But then, Damayanti after all is a Vyasan character. It cannot be all milk and honey. The spark of fire, the strength of the obelisk must be there somewhere, lying dormant. She is intelligent and fearless. That strength peeps through the veneer of soft romance time and again. The first time we see this strength is when Nala meets her for the first time, not on his own behalf but on behalf of the gods. Nala tries to persuade her to choose a god as he is scared for his life. But Damayanti puts her foot down and says, ‘I would like all the gods to come with you to mysvayamvara. Nishada king, at that time I will choose you for my husband. O maha-muscled one, I do not see anything wrong in this.’ End of conversation. A princess has decided to exercise her rights as a bride going to svayamvara even against the opinion of her beloved whom she has met for the first time. She handles the gods who presented themselves like Nala in the assembly very cleverly and with ‘lan, throwing the ball into their court: ‘And she decided finally to seek help from the gods themselves’ saying, ‘The gods were the ones who settled that he be my husband. That is the truth; therefore, O gods, point him out to me.’ This capacity of thinking on her feet, shows her to be an intelligent and creative woman with an extraordinary personality. A strong woman who would refuse even gods for her beloved even though he has established himself to be slightly wanting in matters of love and intelligence. Later, when she saw that Nala was losing badly in the dice-game, once again she gave proof of her foresight and decision-making by deciding to send the children to her father’s place. By burning the Vyadha in the forest for making lewd advances, she made it clear that she was not one to be trifled with. Her conditions of service placed before the Rajmata at Chedi displayed her self-respect, personality and strength of character. Her proactive nature comes out very strongly when we see her sending out messengers to search for Nala, playing the ruse of the second svayamvara as a means of bringing Nala to her, in establishing his identity and meeting him in person when he did not look at all like the Nala she knew. Through all this, Nala did nothing except to sigh and lament. I think in his eagerness in portraying Damayanti in brilliant light, Vyasa painted Nala as more daft than necessary.
※
#### [Set problem]
According to the passage on Damayanti, what did she decide to do with the children when Nala was losing badly in the dice-game? The listing isn't needed for this work.

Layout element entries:
※
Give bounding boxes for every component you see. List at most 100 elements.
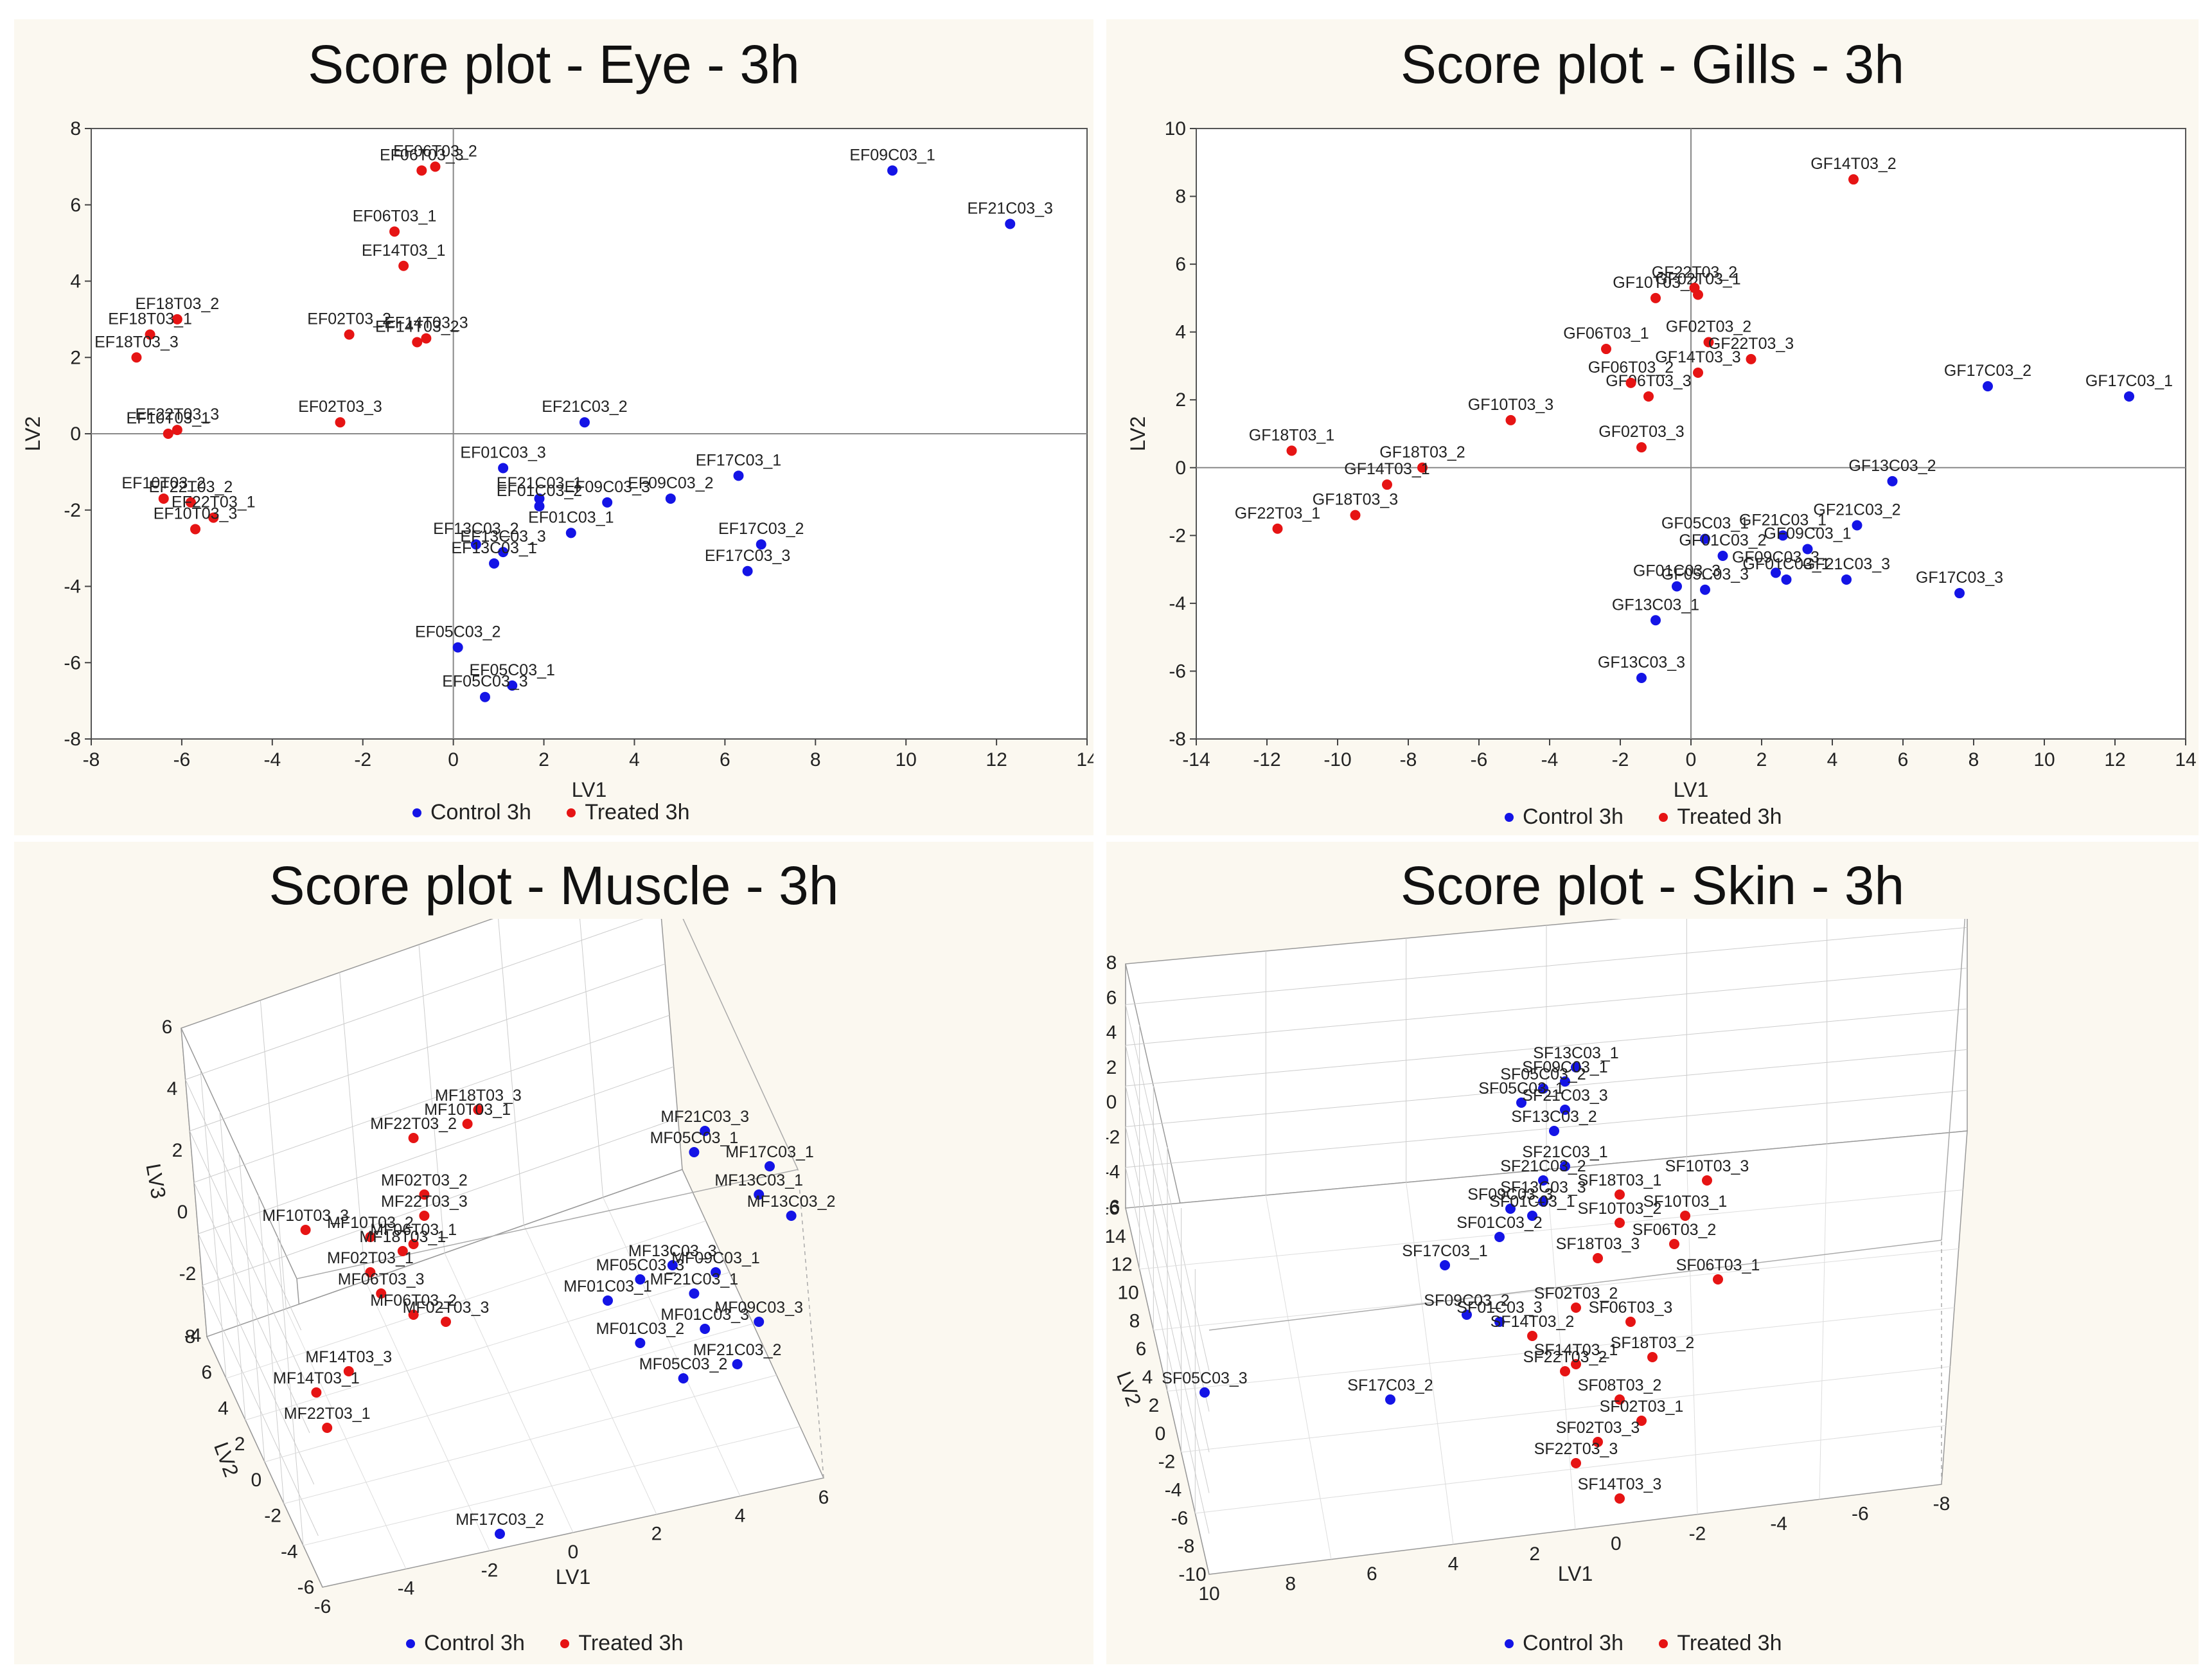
score-point: [441, 1317, 451, 1327]
score-point: [172, 314, 182, 325]
eye-score-plot: -8 -6 -4 -2 0 2 4 6 8 10 12 14 -8 -6 -4 -2 0 2 4 6 8 LV1 LV2 EF…: [21, 118, 1093, 801]
gills-x-tick-label: -2: [1612, 749, 1629, 770]
score-point-label: GF05C03_1: [1661, 515, 1749, 533]
score-point-label: SF21C03_2: [1500, 1157, 1586, 1175]
score-point: [190, 524, 201, 535]
score-point: [158, 493, 169, 504]
score-point: [408, 1239, 419, 1249]
score-point: [1672, 581, 1682, 592]
score-point-label: MF22T03_3: [381, 1193, 468, 1211]
score-point-label: GF13C03_1: [1612, 596, 1699, 614]
score-point-label: GF18T03_2: [1379, 443, 1465, 461]
score-point-label: SF22T03_3: [1534, 1440, 1618, 1458]
score-point-label: EF06T03_2: [393, 142, 477, 160]
skin-title: Score plot - Skin - 3h: [1400, 855, 1905, 916]
score-point-label: SF13C03_2: [1511, 1108, 1597, 1126]
muscle-lv1-tick: -4: [398, 1578, 415, 1599]
score-point-label: SF09C03_2: [1424, 1292, 1509, 1310]
gills-x-tick-label: 0: [1686, 749, 1697, 770]
score-point: [1848, 174, 1859, 185]
score-point-label: GF21C03_1: [1739, 511, 1827, 529]
score-point: [754, 1189, 765, 1200]
muscle-lv2-tick: 2: [234, 1434, 245, 1455]
score-point-label: EF09C03_1: [849, 146, 935, 164]
score-point-label: SF13C03_3: [1500, 1178, 1586, 1196]
skin-lv1-tick: -8: [1933, 1493, 1951, 1515]
score-point: [635, 1338, 646, 1348]
score-point: [1286, 445, 1297, 456]
muscle-legend: Control 3h Treated 3h: [406, 1631, 713, 1656]
score-point-label: EF14T03_3: [384, 314, 468, 332]
score-point: [1615, 1218, 1625, 1228]
skin-lv2-tick: 14: [1106, 1226, 1126, 1247]
legend-control: Control 3h: [1523, 1631, 1624, 1655]
score-point-label: SF10T03_2: [1578, 1200, 1662, 1218]
score-point: [1713, 1274, 1723, 1285]
score-point: [1560, 1076, 1570, 1087]
skin-lv1-tick: 4: [1448, 1553, 1459, 1574]
score-point-label: SF17C03_2: [1347, 1376, 1433, 1394]
muscle-lv2-tick: 6: [201, 1362, 212, 1383]
score-point-label: EF10T03_1: [126, 409, 210, 427]
score-point-label: MF22T03_2: [370, 1115, 457, 1133]
score-point-label: GF05C03_3: [1661, 565, 1749, 583]
score-point-label: SF13C03_1: [1533, 1044, 1618, 1062]
score-point: [479, 691, 490, 702]
score-point: [408, 1310, 419, 1320]
score-point-label: MF13C03_2: [747, 1193, 836, 1211]
score-point: [603, 1295, 613, 1306]
muscle-grid: [226, 1220, 706, 1379]
gills-x-tick-label: -4: [1541, 749, 1559, 770]
score-point: [1505, 414, 1516, 425]
score-point: [700, 1126, 711, 1136]
control-swatch: [1505, 812, 1514, 822]
score-point: [1571, 1359, 1581, 1369]
score-point: [1693, 368, 1703, 378]
score-point-label: MF02T03_2: [381, 1171, 468, 1189]
score-point: [335, 417, 346, 428]
score-point: [376, 1288, 387, 1299]
score-point-label: MF02T03_1: [327, 1249, 414, 1267]
gills-y-axis-label: LV2: [1126, 416, 1149, 452]
skin-grid: [1125, 927, 1968, 1005]
gills-y-tick-label: 4: [1175, 322, 1186, 343]
score-point-label: SF05C03_2: [1500, 1065, 1586, 1083]
score-point: [1781, 574, 1792, 585]
score-point: [635, 1274, 646, 1285]
score-point-label: GF22T03_3: [1708, 335, 1794, 353]
score-point-label: MF18T03_1: [359, 1228, 446, 1246]
score-point-label: GF18T03_1: [1249, 426, 1334, 444]
eye-y-tick-label: 2: [70, 347, 81, 368]
score-point-label: MF10T03_3: [262, 1207, 349, 1225]
eye-x-tick-label: 14: [1076, 749, 1093, 770]
score-point-label: GF06T03_2: [1588, 359, 1674, 377]
muscle-lv1-tick: 4: [735, 1505, 746, 1526]
score-point-label: SF14T03_3: [1578, 1475, 1662, 1493]
skin-edge: [1941, 919, 1966, 1241]
score-point: [1615, 1189, 1625, 1200]
score-point-label: EF17C03_2: [718, 520, 804, 538]
muscle-lv1-tick: 2: [651, 1524, 662, 1545]
score-point-label: SF14T03_1: [1534, 1341, 1618, 1359]
muscle-lv1-tick: 6: [818, 1487, 829, 1508]
eye-title: Score plot - Eye - 3h: [308, 34, 800, 94]
eye-x-tick-label: 4: [629, 749, 640, 770]
score-point: [765, 1161, 775, 1171]
score-point-label: SF22T03_2: [1523, 1348, 1607, 1366]
score-point: [1593, 1437, 1603, 1447]
score-point: [711, 1267, 721, 1277]
eye-x-tick-label: -4: [263, 749, 281, 770]
score-point-label: MF21C03_1: [650, 1270, 739, 1288]
score-point-label: EF10T03_2: [121, 474, 206, 492]
score-point-label: MF01C03_1: [563, 1277, 652, 1295]
score-point: [507, 680, 518, 691]
score-point: [1778, 530, 1788, 541]
score-point-label: EF01C03_3: [460, 443, 545, 461]
gills-y-tick-label: 10: [1165, 118, 1186, 139]
skin-lv3-tick: 6: [1106, 987, 1117, 1008]
score-point-label: MF06T03_2: [370, 1292, 457, 1310]
skin-lv1-axis-label: LV1: [1558, 1562, 1593, 1585]
skin-lv1-tick: 8: [1285, 1573, 1296, 1594]
skin-lv3-tick: -2: [1106, 1126, 1120, 1148]
skin-lv3-tick: 8: [1106, 952, 1117, 974]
※
#### [Exercise result]
She decided to send the children to her father's place.